• _Directions_:
Show all lines from the records below in which the string "sick" is present.

..............................

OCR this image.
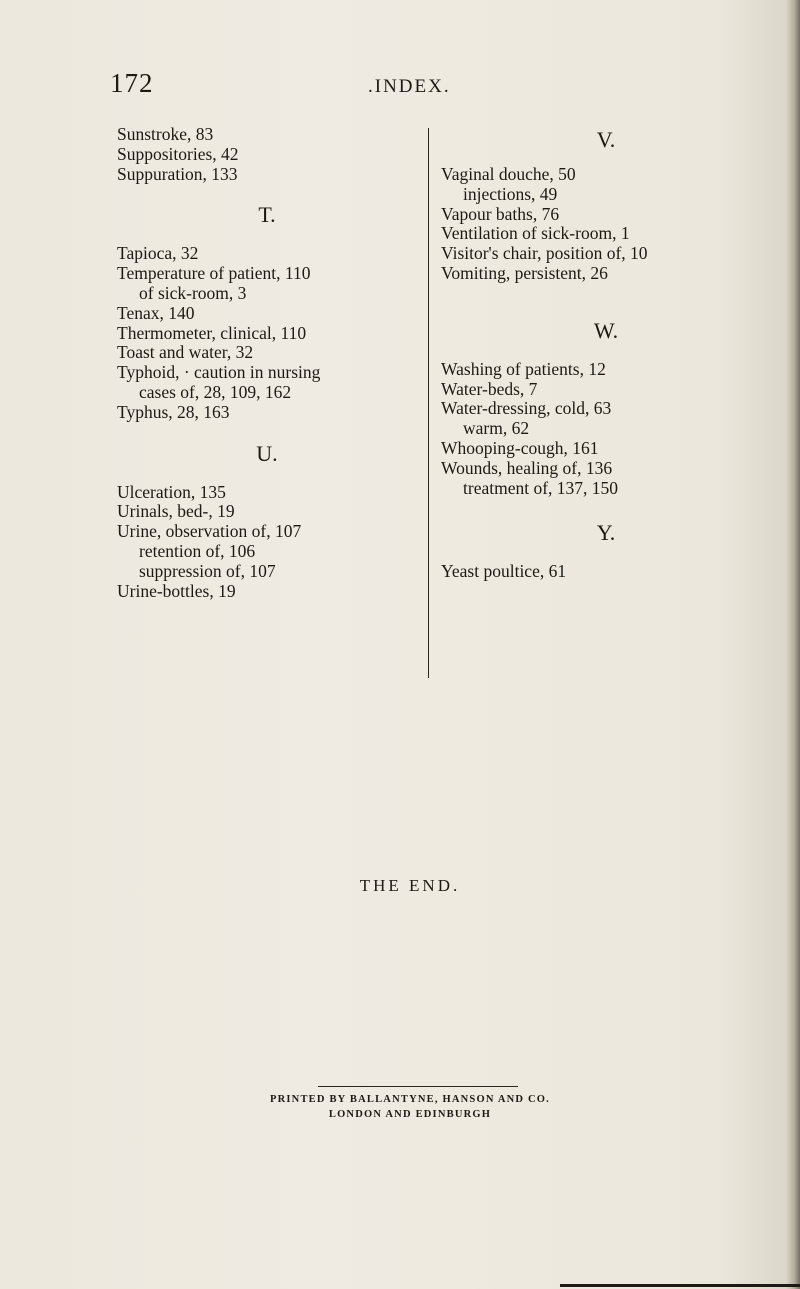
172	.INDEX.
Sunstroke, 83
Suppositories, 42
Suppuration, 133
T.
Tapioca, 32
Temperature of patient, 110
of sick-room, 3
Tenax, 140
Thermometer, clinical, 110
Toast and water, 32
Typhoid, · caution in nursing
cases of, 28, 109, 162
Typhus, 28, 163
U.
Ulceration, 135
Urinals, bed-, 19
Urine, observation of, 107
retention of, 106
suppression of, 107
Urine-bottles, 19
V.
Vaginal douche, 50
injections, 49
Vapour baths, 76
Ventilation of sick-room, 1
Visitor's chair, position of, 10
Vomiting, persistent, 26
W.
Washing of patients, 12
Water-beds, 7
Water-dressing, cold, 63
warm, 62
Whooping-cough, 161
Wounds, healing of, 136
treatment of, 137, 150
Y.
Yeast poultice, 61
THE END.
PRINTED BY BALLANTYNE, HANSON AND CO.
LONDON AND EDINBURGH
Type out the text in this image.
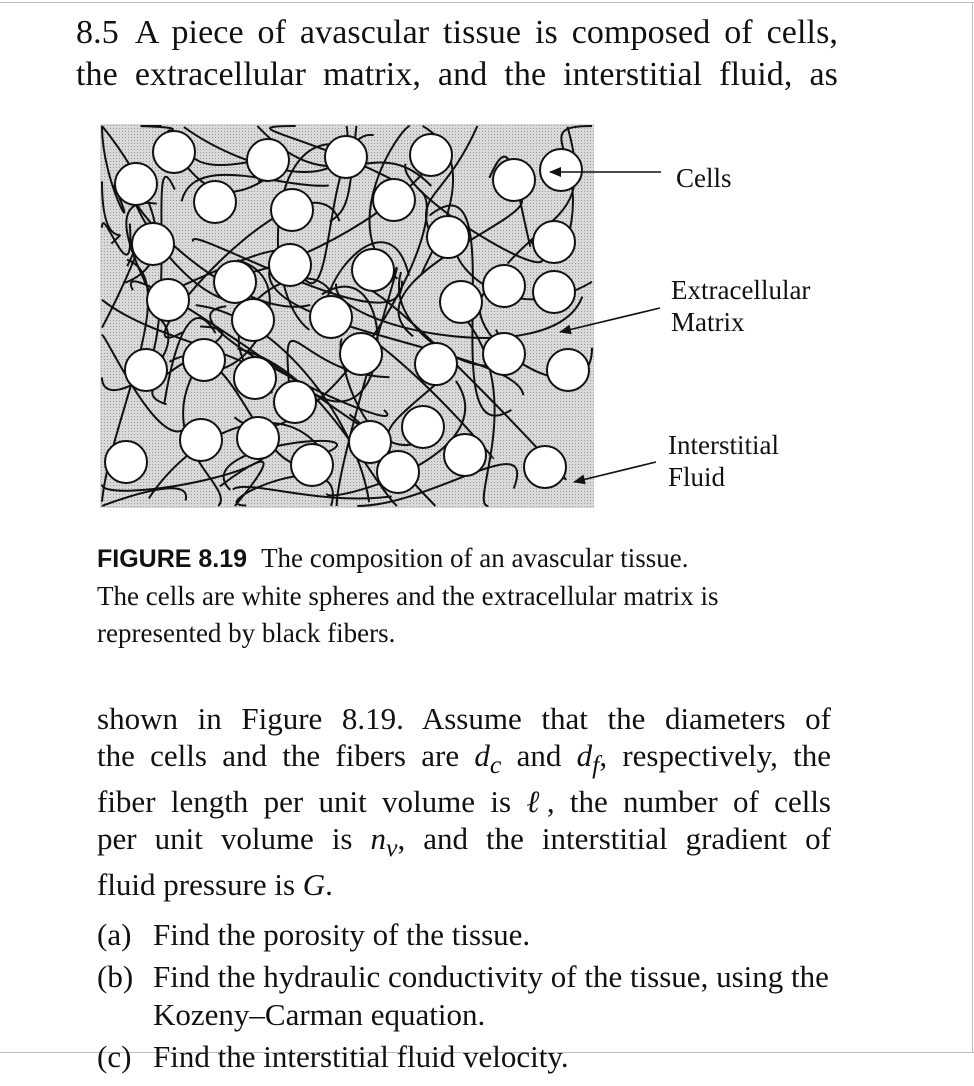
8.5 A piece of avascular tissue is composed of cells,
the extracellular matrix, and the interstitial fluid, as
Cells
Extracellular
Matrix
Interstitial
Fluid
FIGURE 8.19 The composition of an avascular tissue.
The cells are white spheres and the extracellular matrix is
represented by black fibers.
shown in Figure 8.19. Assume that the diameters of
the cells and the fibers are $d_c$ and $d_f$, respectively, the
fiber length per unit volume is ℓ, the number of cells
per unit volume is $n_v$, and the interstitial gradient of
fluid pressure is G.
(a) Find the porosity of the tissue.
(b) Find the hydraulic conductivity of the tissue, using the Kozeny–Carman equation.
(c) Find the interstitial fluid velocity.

..............................

• _Task result_:
of sick-room, 3
Ventilation of sick-room, 1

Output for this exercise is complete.